EXERCISE
Copy out every line that contains "creazione".

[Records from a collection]

────────

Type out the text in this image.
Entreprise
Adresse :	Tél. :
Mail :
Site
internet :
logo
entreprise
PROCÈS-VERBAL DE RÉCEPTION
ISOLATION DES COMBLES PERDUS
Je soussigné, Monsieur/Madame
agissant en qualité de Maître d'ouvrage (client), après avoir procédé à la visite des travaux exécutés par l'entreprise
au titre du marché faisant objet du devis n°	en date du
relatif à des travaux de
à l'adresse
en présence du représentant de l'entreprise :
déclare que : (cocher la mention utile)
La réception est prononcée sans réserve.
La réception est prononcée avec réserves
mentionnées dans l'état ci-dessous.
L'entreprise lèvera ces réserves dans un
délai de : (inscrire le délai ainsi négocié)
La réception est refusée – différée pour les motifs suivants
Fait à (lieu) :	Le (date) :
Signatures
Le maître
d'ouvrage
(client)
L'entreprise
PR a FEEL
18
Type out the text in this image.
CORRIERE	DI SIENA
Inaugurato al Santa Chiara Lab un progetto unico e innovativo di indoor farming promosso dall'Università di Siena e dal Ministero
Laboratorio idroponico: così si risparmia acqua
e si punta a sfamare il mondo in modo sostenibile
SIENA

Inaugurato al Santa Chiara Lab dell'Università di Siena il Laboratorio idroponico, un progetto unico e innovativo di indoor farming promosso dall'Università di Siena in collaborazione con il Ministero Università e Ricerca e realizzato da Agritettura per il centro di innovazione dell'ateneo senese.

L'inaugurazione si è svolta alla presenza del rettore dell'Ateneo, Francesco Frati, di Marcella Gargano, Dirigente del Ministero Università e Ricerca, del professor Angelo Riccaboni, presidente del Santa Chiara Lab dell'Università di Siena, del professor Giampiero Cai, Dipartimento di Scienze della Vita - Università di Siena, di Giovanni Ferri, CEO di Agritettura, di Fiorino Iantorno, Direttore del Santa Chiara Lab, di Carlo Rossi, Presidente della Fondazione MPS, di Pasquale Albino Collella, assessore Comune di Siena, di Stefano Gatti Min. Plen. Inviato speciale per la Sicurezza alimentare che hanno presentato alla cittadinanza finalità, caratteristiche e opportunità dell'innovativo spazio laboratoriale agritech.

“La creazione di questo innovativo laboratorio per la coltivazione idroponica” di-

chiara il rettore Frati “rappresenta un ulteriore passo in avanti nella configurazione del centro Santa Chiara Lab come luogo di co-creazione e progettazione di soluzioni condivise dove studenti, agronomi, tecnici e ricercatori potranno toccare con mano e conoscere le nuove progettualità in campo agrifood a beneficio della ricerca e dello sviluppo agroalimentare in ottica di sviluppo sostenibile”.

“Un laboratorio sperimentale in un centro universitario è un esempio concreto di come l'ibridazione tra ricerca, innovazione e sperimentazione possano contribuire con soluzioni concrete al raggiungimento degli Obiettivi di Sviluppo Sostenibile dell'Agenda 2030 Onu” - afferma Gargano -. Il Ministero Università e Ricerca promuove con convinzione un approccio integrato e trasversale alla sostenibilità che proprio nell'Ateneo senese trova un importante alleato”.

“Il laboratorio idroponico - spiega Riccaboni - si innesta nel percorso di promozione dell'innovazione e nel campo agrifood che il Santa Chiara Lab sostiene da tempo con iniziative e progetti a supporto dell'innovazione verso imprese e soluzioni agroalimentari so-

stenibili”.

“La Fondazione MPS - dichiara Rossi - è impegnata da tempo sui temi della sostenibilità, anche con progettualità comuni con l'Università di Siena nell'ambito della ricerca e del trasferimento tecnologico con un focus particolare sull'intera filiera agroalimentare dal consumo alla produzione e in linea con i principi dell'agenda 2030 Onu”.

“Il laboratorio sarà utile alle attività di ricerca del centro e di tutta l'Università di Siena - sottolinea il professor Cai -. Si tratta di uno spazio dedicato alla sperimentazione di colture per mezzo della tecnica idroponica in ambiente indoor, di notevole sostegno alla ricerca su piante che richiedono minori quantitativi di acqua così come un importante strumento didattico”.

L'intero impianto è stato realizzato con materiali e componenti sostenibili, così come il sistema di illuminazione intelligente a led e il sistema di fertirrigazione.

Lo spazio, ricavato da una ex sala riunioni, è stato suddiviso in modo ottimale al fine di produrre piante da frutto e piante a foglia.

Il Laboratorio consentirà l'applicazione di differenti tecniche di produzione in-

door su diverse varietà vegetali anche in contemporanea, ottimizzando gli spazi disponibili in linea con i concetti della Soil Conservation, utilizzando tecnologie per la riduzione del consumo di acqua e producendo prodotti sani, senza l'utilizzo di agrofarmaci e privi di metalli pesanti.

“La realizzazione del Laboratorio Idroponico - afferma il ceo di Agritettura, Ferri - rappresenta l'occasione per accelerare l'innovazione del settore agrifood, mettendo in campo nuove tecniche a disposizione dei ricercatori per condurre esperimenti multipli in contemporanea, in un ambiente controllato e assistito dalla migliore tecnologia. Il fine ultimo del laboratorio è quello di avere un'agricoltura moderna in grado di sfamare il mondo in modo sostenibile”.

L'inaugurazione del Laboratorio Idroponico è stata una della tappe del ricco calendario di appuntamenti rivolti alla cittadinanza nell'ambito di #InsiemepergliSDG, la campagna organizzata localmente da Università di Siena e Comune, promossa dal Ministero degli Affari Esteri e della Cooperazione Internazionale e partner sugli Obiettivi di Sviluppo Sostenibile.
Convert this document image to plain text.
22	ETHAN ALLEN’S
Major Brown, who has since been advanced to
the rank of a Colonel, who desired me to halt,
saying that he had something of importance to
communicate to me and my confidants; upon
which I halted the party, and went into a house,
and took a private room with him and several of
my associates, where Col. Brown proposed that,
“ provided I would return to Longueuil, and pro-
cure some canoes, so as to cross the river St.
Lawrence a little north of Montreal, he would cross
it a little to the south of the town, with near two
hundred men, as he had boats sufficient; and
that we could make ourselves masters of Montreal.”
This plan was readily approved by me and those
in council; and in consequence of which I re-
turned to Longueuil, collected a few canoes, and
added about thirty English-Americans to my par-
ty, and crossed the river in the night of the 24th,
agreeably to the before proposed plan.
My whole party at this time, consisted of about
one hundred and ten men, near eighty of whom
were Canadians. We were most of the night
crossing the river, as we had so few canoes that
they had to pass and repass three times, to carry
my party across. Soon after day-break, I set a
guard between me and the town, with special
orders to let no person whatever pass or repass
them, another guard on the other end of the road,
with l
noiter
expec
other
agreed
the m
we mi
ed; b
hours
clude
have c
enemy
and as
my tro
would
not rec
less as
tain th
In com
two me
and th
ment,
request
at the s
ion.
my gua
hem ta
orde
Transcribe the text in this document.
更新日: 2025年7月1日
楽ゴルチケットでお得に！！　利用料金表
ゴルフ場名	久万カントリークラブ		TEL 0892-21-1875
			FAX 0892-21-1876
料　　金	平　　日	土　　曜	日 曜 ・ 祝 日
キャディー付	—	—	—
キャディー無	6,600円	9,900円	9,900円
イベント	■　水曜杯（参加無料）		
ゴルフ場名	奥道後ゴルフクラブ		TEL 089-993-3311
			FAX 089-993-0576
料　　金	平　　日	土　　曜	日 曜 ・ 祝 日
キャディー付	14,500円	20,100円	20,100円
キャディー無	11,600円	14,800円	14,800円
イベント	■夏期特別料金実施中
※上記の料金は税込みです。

────────

FULL OUTPUT
“La creazione di questo innovativo laboratorio per la coltivazione idroponica” di-
chiara il rettore Frati “rappresenta un ulteriore passo in avanti nella configurazione del centro Santa Chiara Lab come luogo di co-creazione e progettazione di soluzioni condivise dove studenti, agronomi, tecnici e ricercatori potranno toccare con mano e conoscere le nuove progettualità in campo agrifood a beneficio della ricerca e dello sviluppo agroalimentare in ottica di sviluppo sostenibile”.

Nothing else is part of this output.